[Data records]

** start **

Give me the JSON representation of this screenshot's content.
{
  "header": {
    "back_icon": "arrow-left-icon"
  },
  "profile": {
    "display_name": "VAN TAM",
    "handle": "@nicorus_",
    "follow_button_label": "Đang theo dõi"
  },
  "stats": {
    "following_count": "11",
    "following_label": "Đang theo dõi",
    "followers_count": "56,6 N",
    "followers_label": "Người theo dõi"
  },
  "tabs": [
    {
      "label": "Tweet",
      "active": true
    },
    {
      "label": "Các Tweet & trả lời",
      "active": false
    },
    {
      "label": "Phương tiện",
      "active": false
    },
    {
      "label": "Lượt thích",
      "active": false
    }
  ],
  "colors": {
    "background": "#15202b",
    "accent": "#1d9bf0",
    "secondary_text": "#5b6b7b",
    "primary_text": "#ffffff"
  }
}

** end **

Problem statement:
Every line above should be retyped exactly as given.

Task solution:
Give me the JSON representation of this screenshot's content.
{
  "header": {
    "back_icon": "arrow-left-icon"
  },
  "profile": {
    "display_name": "VAN TAM",
    "handle": "@nicorus_",
    "follow_button_label": "Đang theo dõi"
  },
  "stats": {
    "following_count": "11",
    "following_label": "Đang theo dõi",
    "followers_count": "56,6 N",
    "followers_label": "Người theo dõi"
  },
  "tabs": [
    {
      "label": "Tweet",
      "active": true
    },
    {
      "label": "Các Tweet & trả lời",
      "active": false
    },
    {
      "label": "Phương tiện",
      "active": false
    },
    {
      "label": "Lượt thích",
      "active": false
    }
  ],
  "colors": {
    "background": "#15202b",
    "accent": "#1d9bf0",
    "secondary_text": "#5b6b7b",
    "primary_text": "#ffffff"
  }
}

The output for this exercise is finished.